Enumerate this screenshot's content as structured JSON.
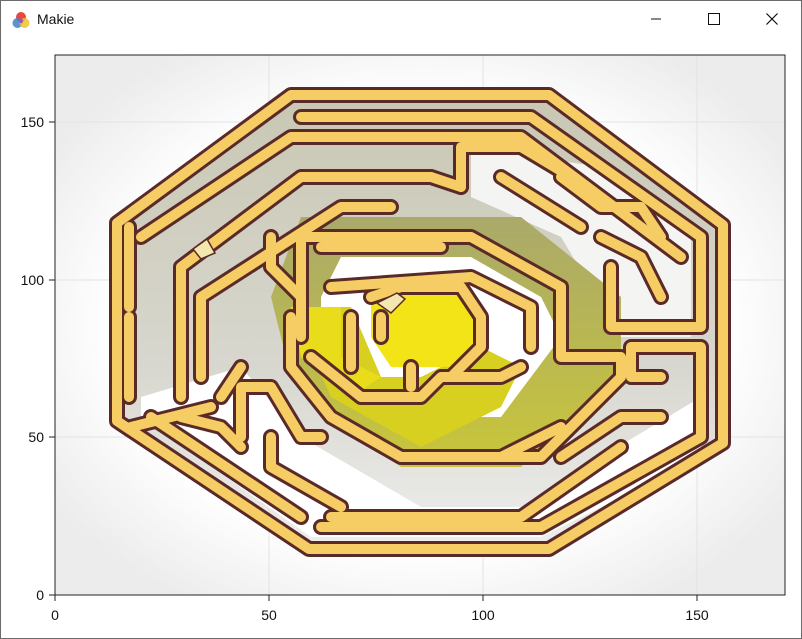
{
  "window": {
    "title": "Makie",
    "controls": [
      "minimize",
      "maximize",
      "close"
    ]
  },
  "chart_data": {
    "type": "image",
    "title": "",
    "xlabel": "",
    "ylabel": "",
    "xlim": [
      0,
      171
    ],
    "ylim": [
      0,
      171
    ],
    "xticks": [
      "0",
      "50",
      "100",
      "150"
    ],
    "yticks": [
      "0",
      "50",
      "100",
      "150"
    ],
    "grid": true,
    "content": "octagonal maze image"
  },
  "colors": {
    "wall_fill": "#f5cd64",
    "wall_outline": "#5a2a28",
    "center": "#f2e416",
    "ring_inner": "#c9c72e",
    "ring_mid": "#b6b888",
    "ring_outer": "#c8c8bc",
    "path": "#ffffff",
    "grid": "#e6e6e6"
  }
}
* * * * *
### PROMPT
Pick each line holding the word "content" out of the data and copy it.

### RESPONSE TO THIS EXERCISE
Enumerate this screenshot's content as structured JSON.
    "content": "octagonal maze image"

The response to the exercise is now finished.